* **Task prompt**: Transcribe the entries below exactly; leave every image out.

— start —

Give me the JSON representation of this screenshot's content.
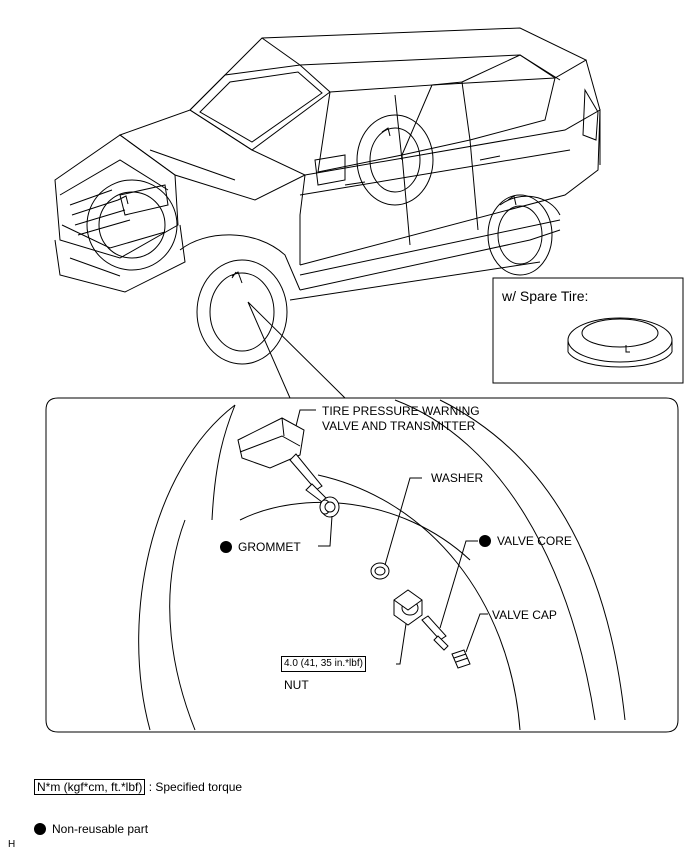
{
  "spare_box": {
    "title": "w/ Spare Tire:"
  },
  "callouts": {
    "transmitter_line1": "TIRE PRESSURE WARNING",
    "transmitter_line2": "VALVE AND TRANSMITTER",
    "washer": "WASHER",
    "grommet": "GROMMET",
    "valve_core": "VALVE CORE",
    "valve_cap": "VALVE CAP",
    "nut_torque": "4.0 (41, 35 in.*lbf)",
    "nut": "NUT"
  },
  "legend": {
    "torque_unit": "N*m (kgf*cm, ft.*lbf)",
    "torque_desc": ": Specified torque",
    "non_reusable": "Non-reusable part"
  },
  "footer": {
    "code": "H"
  }
}
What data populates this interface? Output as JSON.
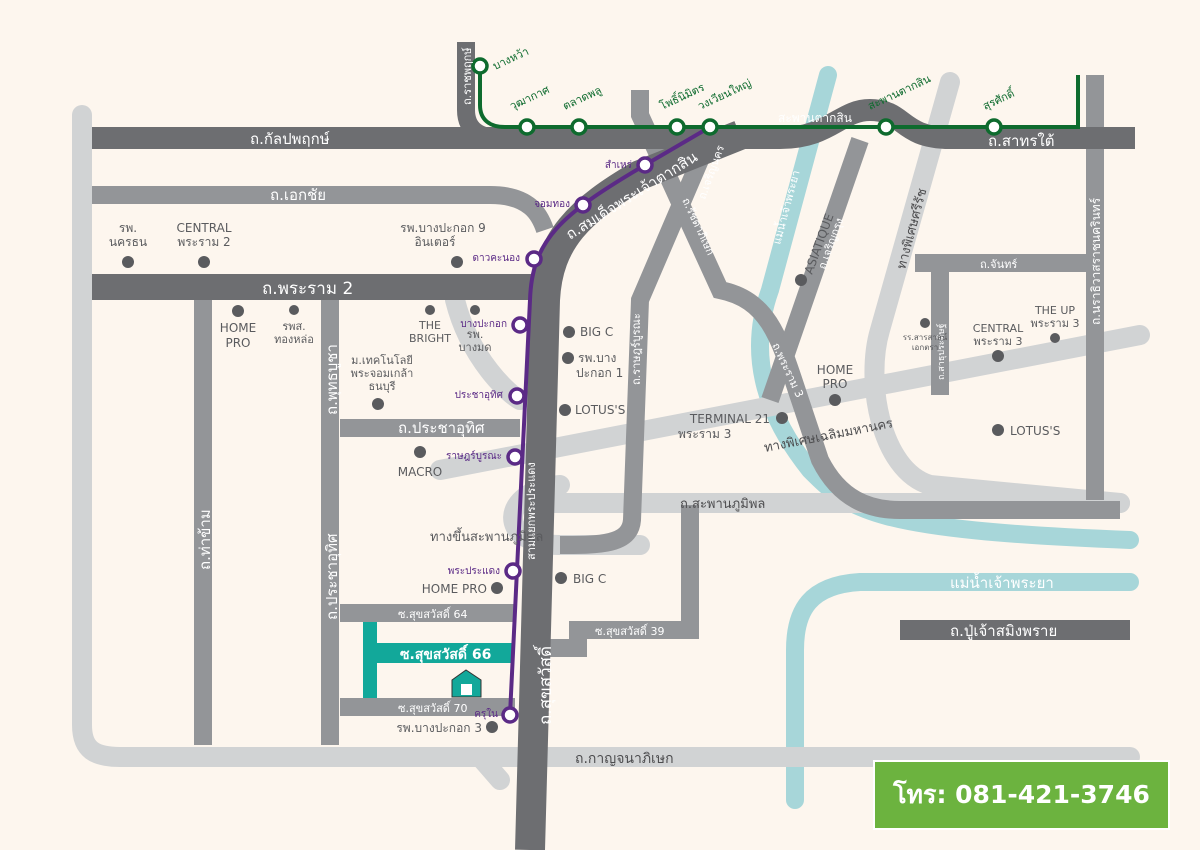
{
  "colors": {
    "background": "#fdf6ee",
    "main_road": "#6d6e71",
    "road": "#939598",
    "expressway": "#d1d3d4",
    "river": "#a7d6d9",
    "green_line": "#0e6b2e",
    "purple_line": "#5b2a86",
    "project_soi": "#12a89a",
    "phone_box": "#6cb33f"
  },
  "roads": {
    "kanlapaphruek": "ถ.กัลปพฤกษ์",
    "ratchaphruek": "ถ.ราชพฤกษ์",
    "ekkachai": "ถ.เอกชัย",
    "rama2": "ถ.พระราม 2",
    "somdet": "ถ.สมเด็จพระเจ้าตากสิน",
    "sathon_tai": "ถ.สาทรใต้",
    "taksin_bridge": "สะพานตากสิน",
    "tha_kham": "ถ.ท่าข้าม",
    "phutthabucha": "ถ.พุทธบูชา",
    "pracha_uthit_v": "ถ.ประชาอุทิศ",
    "pracha_uthit_h": "ถ.ประชาอุทิศ",
    "suksawat": "ถ.สุขสวัสดิ์",
    "suksawat_64": "ซ.สุขสวัสดิ์ 64",
    "suksawat_66": "ซ.สุขสวัสดิ์ 66",
    "suksawat_70": "ซ.สุขสวัสดิ์ 70",
    "suksawat_39": "ซ.สุขสวัสดิ์ 39",
    "kanchanaphisek": "ถ.กาญจนาภิเษก",
    "bhumibol_bridge": "ถ.สะพานภูมิพล",
    "bhumibol_ramp": "ทางขึ้นสะพานภูมิพล",
    "phra_pradaeng": "สามแยกพระประแดง",
    "ratburana": "ถ.ราษฎร์บูรณะ",
    "charoen_nakhon": "ถ.เจริญนคร",
    "ratchada": "ถ.รัชดาภิเษก",
    "chao_phraya_1": "แม่น้ำเจ้าพระยา",
    "chao_phraya_2": "แม่น้ำเจ้าพระยา",
    "charoen_krung": "ถ.เจริญกรุง",
    "rama3": "ถ.พระราม 3",
    "si_rat": "ทางพิเศษศรีรัช",
    "chaloem": "ทางพิเศษเฉลิมมหานคร",
    "chan": "ถ.จันทร์",
    "sathu": "ถ.สาธุประดิษฐ์",
    "narathiwat": "ถ.นราธิวาสราชนครินทร์",
    "pu_chao": "ถ.ปู่เจ้าสมิงพราย"
  },
  "green_line_stations": [
    "บางหว้า",
    "วุฒากาศ",
    "ตลาดพลู",
    "โพธิ์นิมิตร",
    "วงเวียนใหญ่",
    "สะพานตากสิน",
    "สุรศักดิ์"
  ],
  "purple_line_stations": [
    "สำเหร่",
    "จอมทอง",
    "ดาวคะนอง",
    "บางปะกอก",
    "ประชาอุทิศ",
    "ราษฎร์บูรณะ",
    "พระประแดง",
    "ครุใน"
  ],
  "places": {
    "rp_nakhon_1": "รพ.",
    "rp_nakhon_2": "นครธน",
    "central_r2_1": "CENTRAL",
    "central_r2_2": "พระราม 2",
    "rp_bpk9_1": "รพ.บางปะกอก 9",
    "rp_bpk9_2": "อินเตอร์",
    "homepro_r2_1": "HOME",
    "homepro_r2_2": "PRO",
    "rps_tl_1": "รพส.",
    "rps_tl_2": "ทองหล่อ",
    "bright_1": "THE",
    "bright_2": "BRIGHT",
    "rp_bangmod_1": "รพ.",
    "rp_bangmod_2": "บางมด",
    "kmutt_1": "ม.เทคโนโลยี",
    "kmutt_2": "พระจอมเกล้า",
    "kmutt_3": "ธนบุรี",
    "macro": "MACRO",
    "bigc_1": "BIG C",
    "rp_bpk1_1": "รพ.บาง",
    "rp_bpk1_2": "ปะกอก 1",
    "lotus_1": "LOTUS'S",
    "homepro_2": "HOME PRO",
    "bigc_2": "BIG C",
    "rp_bpk3": "รพ.บางปะกอก 3",
    "asiatique": "ASIATIQUE",
    "homepro_r3_1": "HOME",
    "homepro_r3_2": "PRO",
    "terminal_1": "TERMINAL 21",
    "terminal_2": "พระราม 3",
    "school_1": "รร.สารสาสน์",
    "school_2": "เอกตรา",
    "central_r3_1": "CENTRAL",
    "central_r3_2": "พระราม 3",
    "theup_1": "THE UP",
    "theup_2": "พระราม 3",
    "lotus_2": "LOTUS'S"
  },
  "project_icon": "home-icon",
  "phone": "โทร: 081-421-3746"
}
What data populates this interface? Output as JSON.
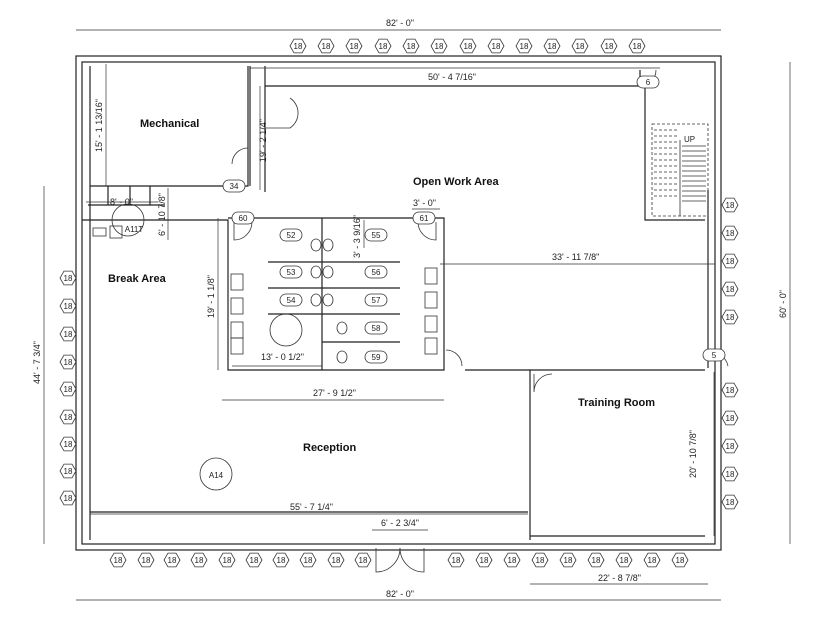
{
  "rooms": {
    "mechanical": "Mechanical",
    "open_work_area": "Open Work Area",
    "break_area": "Break Area",
    "reception": "Reception",
    "training_room": "Training Room"
  },
  "dimensions": {
    "top_overall": "82' - 0\"",
    "bottom_overall": "82' - 0\"",
    "right_overall": "60' - 0\"",
    "left_overall": "44' - 7 3/4\"",
    "open_work_width": "50' - 4 7/16\"",
    "mechanical_height": "15' - 1 13/16\"",
    "corridor_height": "19' - 2 1/4\"",
    "small_width": "8' - 0\"",
    "small_height": "6' - 10 7/8\"",
    "door_width": "3' - 0\"",
    "stall_depth": "3' - 3 9/16\"",
    "restroom_height": "19' - 1 1/8\"",
    "restroom_inner": "13' - 0 1/2\"",
    "restroom_width": "27' - 9 1/2\"",
    "open_work_lower": "33' - 11 7/8\"",
    "training_height": "20' - 10 7/8\"",
    "reception_width": "55' - 7 1/4\"",
    "entry_width": "6' - 2 3/4\"",
    "training_width": "22' - 8 7/8\""
  },
  "door_tags": {
    "d6": "6",
    "d34": "34",
    "d60": "60",
    "d61": "61",
    "d5": "5",
    "d52": "52",
    "d53": "53",
    "d54": "54",
    "d55": "55",
    "d56": "56",
    "d57": "57",
    "d58": "58",
    "d59": "59"
  },
  "equipment_tags": {
    "a11t": "A11T",
    "a14": "A14"
  },
  "stair_label": "UP",
  "window_tag": "18"
}
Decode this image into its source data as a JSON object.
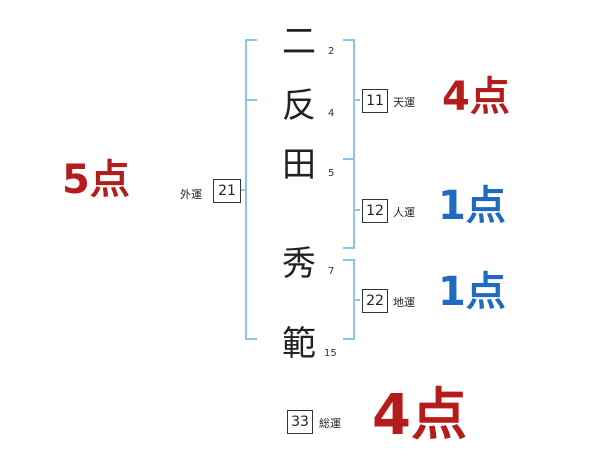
{
  "name_chars": [
    {
      "char": "二",
      "strokes": "2"
    },
    {
      "char": "反",
      "strokes": "4"
    },
    {
      "char": "田",
      "strokes": "5"
    },
    {
      "char": "秀",
      "strokes": "7"
    },
    {
      "char": "範",
      "strokes": "15"
    }
  ],
  "gaikaku": {
    "label": "外運",
    "value": "21",
    "score": "5点"
  },
  "tenkaku": {
    "label": "天運",
    "value": "11",
    "score": "4点"
  },
  "jinkaku": {
    "label": "人運",
    "value": "12",
    "score": "1点"
  },
  "chikaku": {
    "label": "地運",
    "value": "22",
    "score": "1点"
  },
  "soukaku": {
    "label": "総運",
    "value": "33",
    "score": "4点"
  },
  "colors": {
    "bracket": "#8fc4e6",
    "red": "#b51d1d",
    "blue": "#1e6bbf"
  }
}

— end —

* **Written solution**:
Give me the JSON representation of this screenshot's content.
{
  "spare_box": {
    "title": "w/ Spare Tire:"
  },
  "callouts": {
    "transmitter_line1": "TIRE PRESSURE WARNING",
    "transmitter_line2": "VALVE AND TRANSMITTER",
    "washer": "WASHER",
    "grommet": "GROMMET",
    "valve_core": "VALVE CORE",
    "valve_cap": "VALVE CAP",
    "nut_torque": "4.0 (41, 35 in.*lbf)",
    "nut": "NUT"
  },
  "legend": {
    "torque_unit": "N*m (kgf*cm, ft.*lbf)",
    "torque_desc": ": Specified torque",
    "non_reusable": "Non-reusable part"
  },
  "footer": {
    "code": "H"
  }
}
What data populates this interface? Output as JSON.
{
  "colors": {
    "background": "#fdf6ee",
    "main_road": "#6d6e71",
    "road": "#939598",
    "expressway": "#d1d3d4",
    "river": "#a7d6d9",
    "green_line": "#0e6b2e",
    "purple_line": "#5b2a86",
    "project_soi": "#12a89a",
    "phone_box": "#6cb33f"
  },
  "roads": {
    "kanlapaphruek": "ถ.กัลปพฤกษ์",
    "ratchaphruek": "ถ.ราชพฤกษ์",
    "ekkachai": "ถ.เอกชัย",
    "rama2": "ถ.พระราม 2",
    "somdet": "ถ.สมเด็จพระเจ้าตากสิน",
    "sathon_tai": "ถ.สาทรใต้",
    "taksin_bridge": "สะพานตากสิน",
    "tha_kham": "ถ.ท่าข้าม",
    "phutthabucha": "ถ.พุทธบูชา",
    "pracha_uthit_v": "ถ.ประชาอุทิศ",
    "pracha_uthit_h": "ถ.ประชาอุทิศ",
    "suksawat": "ถ.สุขสวัสดิ์",
    "suksawat_64": "ซ.สุขสวัสดิ์ 64",
    "suksawat_66": "ซ.สุขสวัสดิ์ 66",
    "suksawat_70": "ซ.สุขสวัสดิ์ 70",
    "suksawat_39": "ซ.สุขสวัสดิ์ 39",
    "kanchanaphisek": "ถ.กาญจนาภิเษก",
    "bhumibol_bridge": "ถ.สะพานภูมิพล",
    "bhumibol_ramp": "ทางขึ้นสะพานภูมิพล",
    "phra_pradaeng": "สามแยกพระประแดง",
    "ratburana": "ถ.ราษฎร์บูรณะ",
    "charoen_nakhon": "ถ.เจริญนคร",
    "ratchada": "ถ.รัชดาภิเษก",
    "chao_phraya_1": "แม่น้ำเจ้าพระยา",
    "chao_phraya_2": "แม่น้ำเจ้าพระยา",
    "charoen_krung": "ถ.เจริญกรุง",
    "rama3": "ถ.พระราม 3",
    "si_rat": "ทางพิเศษศรีรัช",
    "chaloem": "ทางพิเศษเฉลิมมหานคร",
    "chan": "ถ.จันทร์",
    "sathu": "ถ.สาธุประดิษฐ์",
    "narathiwat": "ถ.นราธิวาสราชนครินทร์",
    "pu_chao": "ถ.ปู่เจ้าสมิงพราย"
  },
  "green_line_stations": [
    "บางหว้า",
    "วุฒากาศ",
    "ตลาดพลู",
    "โพธิ์นิมิตร",
    "วงเวียนใหญ่",
    "สะพานตากสิน",
    "สุรศักดิ์"
  ],
  "purple_line_stations": [
    "สำเหร่",
    "จอมทอง",
    "ดาวคะนอง",
    "บางปะกอก",
    "ประชาอุทิศ",
    "ราษฎร์บูรณะ",
    "พระประแดง",
    "ครุใน"
  ],
  "places": {
    "rp_nakhon_1": "รพ.",
    "rp_nakhon_2": "นครธน",
    "central_r2_1": "CENTRAL",
    "central_r2_2": "พระราม 2",
    "rp_bpk9_1": "รพ.บางปะกอก 9",
    "rp_bpk9_2": "อินเตอร์",
    "homepro_r2_1": "HOME",
    "homepro_r2_2": "PRO",
    "rps_tl_1": "รพส.",
    "rps_tl_2": "ทองหล่อ",
    "bright_1": "THE",
    "bright_2": "BRIGHT",
    "rp_bangmod_1": "รพ.",
    "rp_bangmod_2": "บางมด",
    "kmutt_1": "ม.เทคโนโลยี",
    "kmutt_2": "พระจอมเกล้า",
    "kmutt_3": "ธนบุรี",
    "macro": "MACRO",
    "bigc_1": "BIG C",
    "rp_bpk1_1": "รพ.บาง",
    "rp_bpk1_2": "ปะกอก 1",
    "lotus_1": "LOTUS'S",
    "homepro_2": "HOME PRO",
    "bigc_2": "BIG C",
    "rp_bpk3": "รพ.บางปะกอก 3",
    "asiatique": "ASIATIQUE",
    "homepro_r3_1": "HOME",
    "homepro_r3_2": "PRO",
    "terminal_1": "TERMINAL 21",
    "terminal_2": "พระราม 3",
    "school_1": "รร.สารสาสน์",
    "school_2": "เอกตรา",
    "central_r3_1": "CENTRAL",
    "central_r3_2": "พระราม 3",
    "theup_1": "THE UP",
    "theup_2": "พระราม 3",
    "lotus_2": "LOTUS'S"
  },
  "project_icon": "home-icon",
  "phone": "โทร: 081-421-3746"
}
What data populates this interface? Output as JSON.
{
  "rooms": {
    "mechanical": "Mechanical",
    "open_work_area": "Open Work Area",
    "break_area": "Break Area",
    "reception": "Reception",
    "training_room": "Training Room"
  },
  "dimensions": {
    "top_overall": "82' - 0\"",
    "bottom_overall": "82' - 0\"",
    "right_overall": "60' - 0\"",
    "left_overall": "44' - 7 3/4\"",
    "open_work_width": "50' - 4 7/16\"",
    "mechanical_height": "15' - 1 13/16\"",
    "corridor_height": "19' - 2 1/4\"",
    "small_width": "8' - 0\"",
    "small_height": "6' - 10 7/8\"",
    "door_width": "3' - 0\"",
    "stall_depth": "3' - 3 9/16\"",
    "restroom_height": "19' - 1 1/8\"",
    "restroom_inner": "13' - 0 1/2\"",
    "restroom_width": "27' - 9 1/2\"",
    "open_work_lower": "33' - 11 7/8\"",
    "training_height": "20' - 10 7/8\"",
    "reception_width": "55' - 7 1/4\"",
    "entry_width": "6' - 2 3/4\"",
    "training_width": "22' - 8 7/8\""
  },
  "door_tags": {
    "d6": "6",
    "d34": "34",
    "d60": "60",
    "d61": "61",
    "d5": "5",
    "d52": "52",
    "d53": "53",
    "d54": "54",
    "d55": "55",
    "d56": "56",
    "d57": "57",
    "d58": "58",
    "d59": "59"
  },
  "equipment_tags": {
    "a11t": "A11T",
    "a14": "A14"
  },
  "stair_label": "UP",
  "window_tag": "18"
}
Decode this image into its source data as a JSON object.
{
  "name_chars": [
    {
      "char": "二",
      "strokes": "2"
    },
    {
      "char": "反",
      "strokes": "4"
    },
    {
      "char": "田",
      "strokes": "5"
    },
    {
      "char": "秀",
      "strokes": "7"
    },
    {
      "char": "範",
      "strokes": "15"
    }
  ],
  "gaikaku": {
    "label": "外運",
    "value": "21",
    "score": "5点"
  },
  "tenkaku": {
    "label": "天運",
    "value": "11",
    "score": "4点"
  },
  "jinkaku": {
    "label": "人運",
    "value": "12",
    "score": "1点"
  },
  "chikaku": {
    "label": "地運",
    "value": "22",
    "score": "1点"
  },
  "soukaku": {
    "label": "総運",
    "value": "33",
    "score": "4点"
  },
  "colors": {
    "bracket": "#8fc4e6",
    "red": "#b51d1d",
    "blue": "#1e6bbf"
  }
}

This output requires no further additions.